AVAILABLE DATA —

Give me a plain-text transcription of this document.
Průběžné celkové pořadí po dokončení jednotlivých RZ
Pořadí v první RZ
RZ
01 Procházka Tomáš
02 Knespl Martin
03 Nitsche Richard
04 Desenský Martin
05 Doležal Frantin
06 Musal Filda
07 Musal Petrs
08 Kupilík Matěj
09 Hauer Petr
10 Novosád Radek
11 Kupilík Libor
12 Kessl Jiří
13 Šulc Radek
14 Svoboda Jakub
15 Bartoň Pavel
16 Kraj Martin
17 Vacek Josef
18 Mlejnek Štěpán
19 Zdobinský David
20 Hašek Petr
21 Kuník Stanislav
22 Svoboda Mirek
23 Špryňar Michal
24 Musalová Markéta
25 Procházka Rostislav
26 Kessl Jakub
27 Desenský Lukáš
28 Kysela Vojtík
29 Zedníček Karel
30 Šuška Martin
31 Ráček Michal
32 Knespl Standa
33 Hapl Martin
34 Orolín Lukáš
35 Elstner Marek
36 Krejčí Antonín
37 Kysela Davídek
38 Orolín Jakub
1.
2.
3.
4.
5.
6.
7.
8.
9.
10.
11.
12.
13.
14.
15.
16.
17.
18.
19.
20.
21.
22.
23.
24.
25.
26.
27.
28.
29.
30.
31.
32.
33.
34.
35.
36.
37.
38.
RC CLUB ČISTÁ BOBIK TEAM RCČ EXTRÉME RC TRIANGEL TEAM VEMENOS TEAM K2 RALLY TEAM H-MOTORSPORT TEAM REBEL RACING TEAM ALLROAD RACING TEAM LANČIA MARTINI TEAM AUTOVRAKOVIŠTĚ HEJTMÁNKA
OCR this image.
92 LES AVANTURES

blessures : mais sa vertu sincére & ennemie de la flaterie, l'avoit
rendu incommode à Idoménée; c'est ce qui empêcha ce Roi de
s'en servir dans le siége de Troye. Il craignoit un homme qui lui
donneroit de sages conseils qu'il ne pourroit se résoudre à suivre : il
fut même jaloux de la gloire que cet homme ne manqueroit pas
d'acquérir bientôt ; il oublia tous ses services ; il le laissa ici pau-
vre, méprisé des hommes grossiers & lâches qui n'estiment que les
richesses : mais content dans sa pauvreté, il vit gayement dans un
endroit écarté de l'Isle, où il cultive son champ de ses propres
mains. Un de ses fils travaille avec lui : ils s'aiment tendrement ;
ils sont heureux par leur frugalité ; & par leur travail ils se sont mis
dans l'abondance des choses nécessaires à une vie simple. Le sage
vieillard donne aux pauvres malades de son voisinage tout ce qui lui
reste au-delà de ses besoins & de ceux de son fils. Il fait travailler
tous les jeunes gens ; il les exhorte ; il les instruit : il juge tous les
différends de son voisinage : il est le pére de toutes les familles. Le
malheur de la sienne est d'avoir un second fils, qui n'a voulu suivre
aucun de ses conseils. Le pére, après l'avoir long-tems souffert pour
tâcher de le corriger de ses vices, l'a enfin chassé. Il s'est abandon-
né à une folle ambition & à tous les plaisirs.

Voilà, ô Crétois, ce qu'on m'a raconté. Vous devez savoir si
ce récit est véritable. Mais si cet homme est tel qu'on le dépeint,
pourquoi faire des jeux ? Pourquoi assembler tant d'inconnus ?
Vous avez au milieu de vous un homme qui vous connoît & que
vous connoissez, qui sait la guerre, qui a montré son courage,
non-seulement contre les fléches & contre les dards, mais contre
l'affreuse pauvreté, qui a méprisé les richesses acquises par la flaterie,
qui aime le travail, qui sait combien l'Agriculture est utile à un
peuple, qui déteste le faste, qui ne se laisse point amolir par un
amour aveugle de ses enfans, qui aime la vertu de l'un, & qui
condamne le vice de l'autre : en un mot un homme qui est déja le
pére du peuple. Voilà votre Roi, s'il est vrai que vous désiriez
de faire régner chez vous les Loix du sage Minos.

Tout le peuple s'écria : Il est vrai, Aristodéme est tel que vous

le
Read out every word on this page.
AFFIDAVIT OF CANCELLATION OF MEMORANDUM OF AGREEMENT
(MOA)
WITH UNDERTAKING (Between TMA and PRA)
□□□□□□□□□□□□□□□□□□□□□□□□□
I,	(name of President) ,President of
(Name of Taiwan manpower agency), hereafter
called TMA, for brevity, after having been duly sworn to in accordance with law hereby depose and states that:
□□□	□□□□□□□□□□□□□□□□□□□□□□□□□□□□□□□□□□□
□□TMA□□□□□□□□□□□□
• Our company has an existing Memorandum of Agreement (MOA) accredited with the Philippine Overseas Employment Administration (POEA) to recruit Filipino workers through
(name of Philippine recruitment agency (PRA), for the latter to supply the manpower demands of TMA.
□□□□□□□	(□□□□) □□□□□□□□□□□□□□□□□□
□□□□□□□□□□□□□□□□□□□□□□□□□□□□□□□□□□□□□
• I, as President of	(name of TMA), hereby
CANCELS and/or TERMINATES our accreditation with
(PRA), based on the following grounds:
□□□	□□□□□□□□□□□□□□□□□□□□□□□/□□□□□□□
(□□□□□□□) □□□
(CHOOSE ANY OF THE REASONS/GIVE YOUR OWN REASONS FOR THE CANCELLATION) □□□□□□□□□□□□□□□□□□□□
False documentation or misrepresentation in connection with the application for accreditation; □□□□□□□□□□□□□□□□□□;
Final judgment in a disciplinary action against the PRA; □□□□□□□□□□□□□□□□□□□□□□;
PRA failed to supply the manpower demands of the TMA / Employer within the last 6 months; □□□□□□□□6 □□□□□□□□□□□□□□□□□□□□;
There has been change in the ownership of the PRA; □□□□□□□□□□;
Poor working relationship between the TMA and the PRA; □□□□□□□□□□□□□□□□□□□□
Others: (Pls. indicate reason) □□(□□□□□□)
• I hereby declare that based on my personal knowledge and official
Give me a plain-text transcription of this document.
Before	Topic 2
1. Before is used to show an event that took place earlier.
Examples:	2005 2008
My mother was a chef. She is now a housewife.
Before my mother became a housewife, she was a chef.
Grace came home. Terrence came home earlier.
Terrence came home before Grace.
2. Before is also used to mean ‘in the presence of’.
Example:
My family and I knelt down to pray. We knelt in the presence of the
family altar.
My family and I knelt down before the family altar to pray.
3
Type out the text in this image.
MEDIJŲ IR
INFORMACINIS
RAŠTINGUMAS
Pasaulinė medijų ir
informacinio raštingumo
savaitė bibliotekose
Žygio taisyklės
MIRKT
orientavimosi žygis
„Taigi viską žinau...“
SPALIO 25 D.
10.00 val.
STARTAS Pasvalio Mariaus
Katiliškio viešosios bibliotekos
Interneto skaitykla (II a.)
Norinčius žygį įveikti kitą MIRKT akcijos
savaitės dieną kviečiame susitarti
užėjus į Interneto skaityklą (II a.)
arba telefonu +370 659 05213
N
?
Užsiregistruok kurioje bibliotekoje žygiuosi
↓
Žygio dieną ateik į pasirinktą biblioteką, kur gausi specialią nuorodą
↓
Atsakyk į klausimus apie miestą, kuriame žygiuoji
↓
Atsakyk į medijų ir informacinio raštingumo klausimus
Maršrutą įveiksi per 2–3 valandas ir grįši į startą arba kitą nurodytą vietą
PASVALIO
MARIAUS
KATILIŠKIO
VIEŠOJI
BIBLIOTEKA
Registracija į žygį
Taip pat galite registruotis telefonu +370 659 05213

SHORT TASK —
Go through the records above and set each one down exactly, please.

SOLVED PROBLEM —
Give me a plain-text transcription of this document.
Průběžné celkové pořadí po dokončení jednotlivých RZ
Pořadí v první RZ
RZ
01 Procházka Tomáš
02 Knespl Martin
03 Nitsche Richard
04 Desenský Martin
05 Doležal Frantin
06 Musal Filda
07 Musal Petrs
08 Kupilík Matěj
09 Hauer Petr
10 Novosád Radek
11 Kupilík Libor
12 Kessl Jiří
13 Šulc Radek
14 Svoboda Jakub
15 Bartoň Pavel
16 Kraj Martin
17 Vacek Josef
18 Mlejnek Štěpán
19 Zdobinský David
20 Hašek Petr
21 Kuník Stanislav
22 Svoboda Mirek
23 Špryňar Michal
24 Musalová Markéta
25 Procházka Rostislav
26 Kessl Jakub
27 Desenský Lukáš
28 Kysela Vojtík
29 Zedníček Karel
30 Šuška Martin
31 Ráček Michal
32 Knespl Standa
33 Hapl Martin
34 Orolín Lukáš
35 Elstner Marek
36 Krejčí Antonín
37 Kysela Davídek
38 Orolín Jakub
1.
2.
3.
4.
5.
6.
7.
8.
9.
10.
11.
12.
13.
14.
15.
16.
17.
18.
19.
20.
21.
22.
23.
24.
25.
26.
27.
28.
29.
30.
31.
32.
33.
34.
35.
36.
37.
38.
RC CLUB ČISTÁ BOBIK TEAM RCČ EXTRÉME RC TRIANGEL TEAM VEMENOS TEAM K2 RALLY TEAM H-MOTORSPORT TEAM REBEL RACING TEAM ALLROAD RACING TEAM LANČIA MARTINI TEAM AUTOVRAKOVIŠTĚ HEJTMÁNKA
OCR this image.
92 LES AVANTURES

blessures : mais sa vertu sincére & ennemie de la flaterie, l'avoit
rendu incommode à Idoménée; c'est ce qui empêcha ce Roi de
s'en servir dans le siége de Troye. Il craignoit un homme qui lui
donneroit de sages conseils qu'il ne pourroit se résoudre à suivre : il
fut même jaloux de la gloire que cet homme ne manqueroit pas
d'acquérir bientôt ; il oublia tous ses services ; il le laissa ici pau-
vre, méprisé des hommes grossiers & lâches qui n'estiment que les
richesses : mais content dans sa pauvreté, il vit gayement dans un
endroit écarté de l'Isle, où il cultive son champ de ses propres
mains. Un de ses fils travaille avec lui : ils s'aiment tendrement ;
ils sont heureux par leur frugalité ; & par leur travail ils se sont mis
dans l'abondance des choses nécessaires à une vie simple. Le sage
vieillard donne aux pauvres malades de son voisinage tout ce qui lui
reste au-delà de ses besoins & de ceux de son fils. Il fait travailler
tous les jeunes gens ; il les exhorte ; il les instruit : il juge tous les
différends de son voisinage : il est le pére de toutes les familles. Le
malheur de la sienne est d'avoir un second fils, qui n'a voulu suivre
aucun de ses conseils. Le pére, après l'avoir long-tems souffert pour
tâcher de le corriger de ses vices, l'a enfin chassé. Il s'est abandon-
né à une folle ambition & à tous les plaisirs.

Voilà, ô Crétois, ce qu'on m'a raconté. Vous devez savoir si
ce récit est véritable. Mais si cet homme est tel qu'on le dépeint,
pourquoi faire des jeux ? Pourquoi assembler tant d'inconnus ?
Vous avez au milieu de vous un homme qui vous connoît & que
vous connoissez, qui sait la guerre, qui a montré son courage,
non-seulement contre les fléches & contre les dards, mais contre
l'affreuse pauvreté, qui a méprisé les richesses acquises par la flaterie,
qui aime le travail, qui sait combien l'Agriculture est utile à un
peuple, qui déteste le faste, qui ne se laisse point amolir par un
amour aveugle de ses enfans, qui aime la vertu de l'un, & qui
condamne le vice de l'autre : en un mot un homme qui est déja le
pére du peuple. Voilà votre Roi, s'il est vrai que vous désiriez
de faire régner chez vous les Loix du sage Minos.

Tout le peuple s'écria : Il est vrai, Aristodéme est tel que vous

le
Read out every word on this page.
AFFIDAVIT OF CANCELLATION OF MEMORANDUM OF AGREEMENT
(MOA)
WITH UNDERTAKING (Between TMA and PRA)
□□□□□□□□□□□□□□□□□□□□□□□□□
I,	(name of President) ,President of
(Name of Taiwan manpower agency), hereafter
called TMA, for brevity, after having been duly sworn to in accordance with law hereby depose and states that:
□□□	□□□□□□□□□□□□□□□□□□□□□□□□□□□□□□□□□□□
□□TMA□□□□□□□□□□□□
• Our company has an existing Memorandum of Agreement (MOA) accredited with the Philippine Overseas Employment Administration (POEA) to recruit Filipino workers through
(name of Philippine recruitment agency (PRA), for the latter to supply the manpower demands of TMA.
□□□□□□□	(□□□□) □□□□□□□□□□□□□□□□□□
□□□□□□□□□□□□□□□□□□□□□□□□□□□□□□□□□□□□□
• I, as President of	(name of TMA), hereby
CANCELS and/or TERMINATES our accreditation with
(PRA), based on the following grounds:
□□□	□□□□□□□□□□□□□□□□□□□□□□□/□□□□□□□
(□□□□□□□) □□□
(CHOOSE ANY OF THE REASONS/GIVE YOUR OWN REASONS FOR THE CANCELLATION) □□□□□□□□□□□□□□□□□□□□
False documentation or misrepresentation in connection with the application for accreditation; □□□□□□□□□□□□□□□□□□;
Final judgment in a disciplinary action against the PRA; □□□□□□□□□□□□□□□□□□□□□□;
PRA failed to supply the manpower demands of the TMA / Employer within the last 6 months; □□□□□□□□6 □□□□□□□□□□□□□□□□□□□□;
There has been change in the ownership of the PRA; □□□□□□□□□□;
Poor working relationship between the TMA and the PRA; □□□□□□□□□□□□□□□□□□□□
Others: (Pls. indicate reason) □□(□□□□□□)
• I hereby declare that based on my personal knowledge and official
Give me a plain-text transcription of this document.
Before	Topic 2
1. Before is used to show an event that took place earlier.
Examples:	2005 2008
My mother was a chef. She is now a housewife.
Before my mother became a housewife, she was a chef.
Grace came home. Terrence came home earlier.
Terrence came home before Grace.
2. Before is also used to mean ‘in the presence of’.
Example:
My family and I knelt down to pray. We knelt in the presence of the
family altar.
My family and I knelt down before the family altar to pray.
3
Type out the text in this image.
MEDIJŲ IR
INFORMACINIS
RAŠTINGUMAS
Pasaulinė medijų ir
informacinio raštingumo
savaitė bibliotekose
Žygio taisyklės
MIRKT
orientavimosi žygis
„Taigi viską žinau...“
SPALIO 25 D.
10.00 val.
STARTAS Pasvalio Mariaus
Katiliškio viešosios bibliotekos
Interneto skaitykla (II a.)
Norinčius žygį įveikti kitą MIRKT akcijos
savaitės dieną kviečiame susitarti
užėjus į Interneto skaityklą (II a.)
arba telefonu +370 659 05213
N
?
Užsiregistruok kurioje bibliotekoje žygiuosi
↓
Žygio dieną ateik į pasirinktą biblioteką, kur gausi specialią nuorodą
↓
Atsakyk į klausimus apie miestą, kuriame žygiuoji
↓
Atsakyk į medijų ir informacinio raštingumo klausimus
Maršrutą įveiksi per 2–3 valandas ir grįši į startą arba kitą nurodytą vietą
PASVALIO
MARIAUS
KATILIŠKIO
VIEŠOJI
BIBLIOTEKA
Registracija į žygį
Taip pat galite registruotis telefonu +370 659 05213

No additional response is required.